Problem to work on: Output the data word for word, dropping every image.

++++++++++

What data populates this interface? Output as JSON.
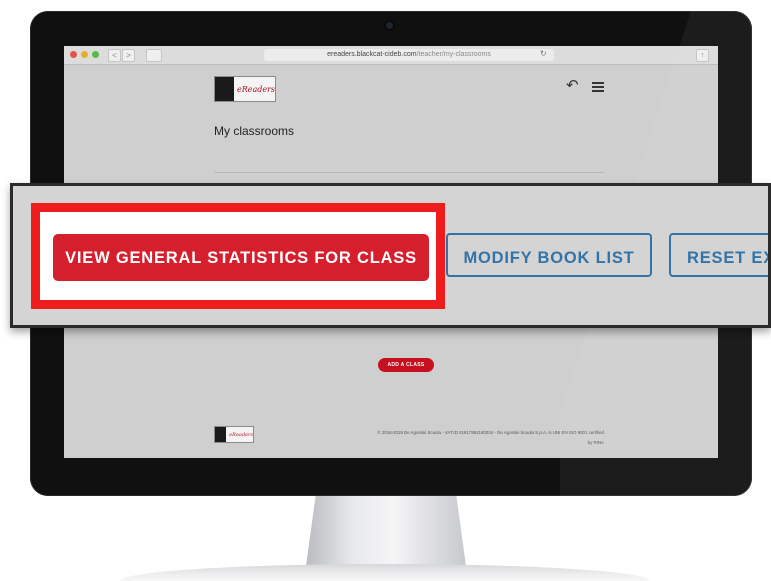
{
  "browser": {
    "url_domain": "ereaders.blackcat-cideb.com",
    "url_path": "/teacher/my-classrooms",
    "back_label": "<",
    "forward_label": ">",
    "reload_glyph": "↻",
    "share_glyph": "↑"
  },
  "header": {
    "logo_text": "eReaders",
    "back_icon": "↶"
  },
  "page": {
    "title": "My classrooms"
  },
  "actions": {
    "view_stats": "VIEW GENERAL STATISTICS FOR CLASS",
    "modify_books": "MODIFY BOOK LIST",
    "reset": "RESET EX",
    "add_class": "ADD A CLASS"
  },
  "footer": {
    "logo_text": "eReaders",
    "copyright": "© 2016-2019 De Agostini Scuola - VAT.ID 01617952180034 - De Agostini Scuola S.p.A. is UNI EN ISO 9001 certified",
    "certified_by": "by RINA"
  },
  "colors": {
    "accent_red": "#d61f2c",
    "highlight_red": "#ee1c1c",
    "outline_blue": "#3374a8"
  }
}
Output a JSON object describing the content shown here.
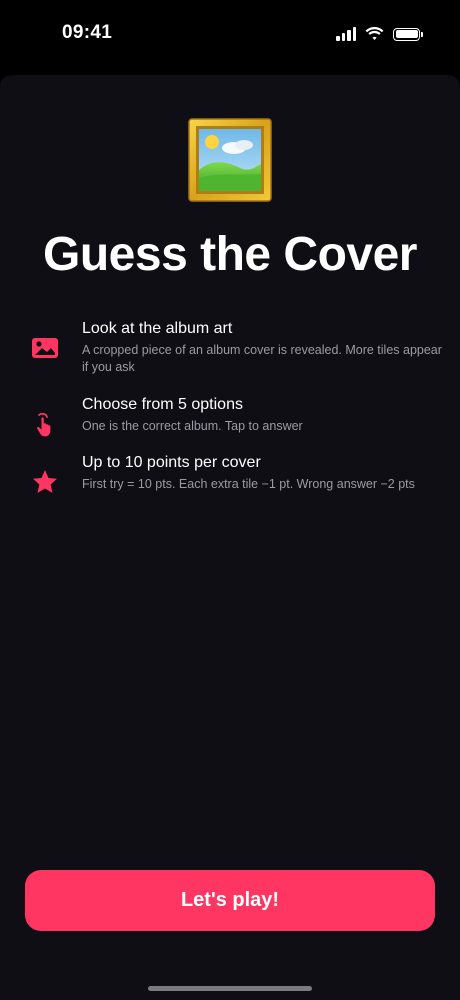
{
  "status_bar": {
    "time": "09:41",
    "signal_icon": "cellular-signal-icon",
    "wifi_icon": "wifi-icon",
    "battery_icon": "battery-icon"
  },
  "hero": {
    "emoji": "framed-picture-emoji",
    "title": "Guess the Cover"
  },
  "features": [
    {
      "icon": "image-icon",
      "title": "Look at the album art",
      "description": "A cropped piece of an album cover is revealed. More tiles appear if you ask"
    },
    {
      "icon": "tap-hand-icon",
      "title": "Choose from 5 options",
      "description": "One is the correct album. Tap to answer"
    },
    {
      "icon": "star-icon",
      "title": "Up to 10 points per cover",
      "description": "First try = 10 pts. Each extra tile −1 pt. Wrong answer −2 pts"
    }
  ],
  "cta": {
    "label": "Let's play!"
  },
  "colors": {
    "accent": "#ff3562",
    "background": "#0f0e14",
    "secondary_text": "#9c9aa4"
  }
}
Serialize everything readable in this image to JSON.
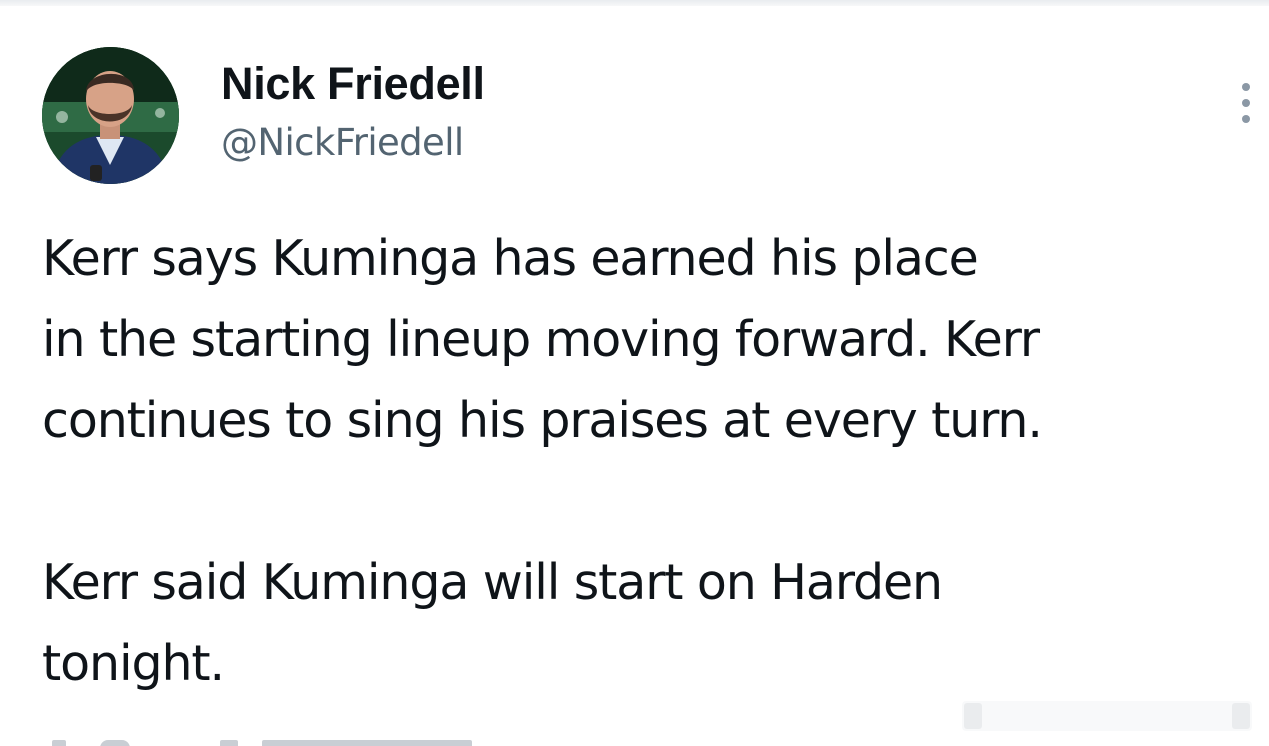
{
  "tweet": {
    "author": {
      "display_name": "Nick Friedell",
      "handle": "@NickFriedell",
      "avatar_icon": "profile-photo"
    },
    "more_icon": "vertical-dots-icon",
    "text": {
      "paragraph_1": [
        "Kerr says Kuminga has earned his place",
        "in the starting lineup moving forward. Kerr",
        "continues to sing his praises at every turn."
      ],
      "paragraph_2": [
        "Kerr said Kuminga will start on Harden",
        "tonight."
      ]
    }
  },
  "colors": {
    "text_primary": "#0f1419",
    "text_secondary": "#536471",
    "icon_gray": "#8b98a5"
  }
}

++++++++++

Answer to the task:
What data populates this interface? Output as JSON.
{
  "browser": {
    "url_domain": "ereaders.blackcat-cideb.com",
    "url_path": "/teacher/my-classrooms",
    "back_label": "<",
    "forward_label": ">",
    "reload_glyph": "↻",
    "share_glyph": "↑"
  },
  "header": {
    "logo_text": "eReaders",
    "back_icon": "↶"
  },
  "page": {
    "title": "My classrooms"
  },
  "actions": {
    "view_stats": "VIEW GENERAL STATISTICS FOR CLASS",
    "modify_books": "MODIFY BOOK LIST",
    "reset": "RESET EX",
    "add_class": "ADD A CLASS"
  },
  "footer": {
    "logo_text": "eReaders",
    "copyright": "© 2016-2019 De Agostini Scuola - VAT.ID 01617952180034 - De Agostini Scuola S.p.A. is UNI EN ISO 9001 certified",
    "certified_by": "by RINA"
  },
  "colors": {
    "accent_red": "#d61f2c",
    "highlight_red": "#ee1c1c",
    "outline_blue": "#3374a8"
  }
}
Output a JSON object describing the content shown here.
{
  "status_bar": {
    "time": "09:41",
    "signal_icon": "cellular-signal-icon",
    "wifi_icon": "wifi-icon",
    "battery_icon": "battery-icon"
  },
  "hero": {
    "emoji": "framed-picture-emoji",
    "title": "Guess the Cover"
  },
  "features": [
    {
      "icon": "image-icon",
      "title": "Look at the album art",
      "description": "A cropped piece of an album cover is revealed. More tiles appear if you ask"
    },
    {
      "icon": "tap-hand-icon",
      "title": "Choose from 5 options",
      "description": "One is the correct album. Tap to answer"
    },
    {
      "icon": "star-icon",
      "title": "Up to 10 points per cover",
      "description": "First try = 10 pts. Each extra tile −1 pt. Wrong answer −2 pts"
    }
  ],
  "cta": {
    "label": "Let's play!"
  },
  "colors": {
    "accent": "#ff3562",
    "background": "#0f0e14",
    "secondary_text": "#9c9aa4"
  }
}
Serialize everything readable in this image to JSON.
{
  "tweet": {
    "author": {
      "display_name": "Nick Friedell",
      "handle": "@NickFriedell",
      "avatar_icon": "profile-photo"
    },
    "more_icon": "vertical-dots-icon",
    "text": {
      "paragraph_1": [
        "Kerr says Kuminga has earned his place",
        "in the starting lineup moving forward. Kerr",
        "continues to sing his praises at every turn."
      ],
      "paragraph_2": [
        "Kerr said Kuminga will start on Harden",
        "tonight."
      ]
    }
  },
  "colors": {
    "text_primary": "#0f1419",
    "text_secondary": "#536471",
    "icon_gray": "#8b98a5"
  }
}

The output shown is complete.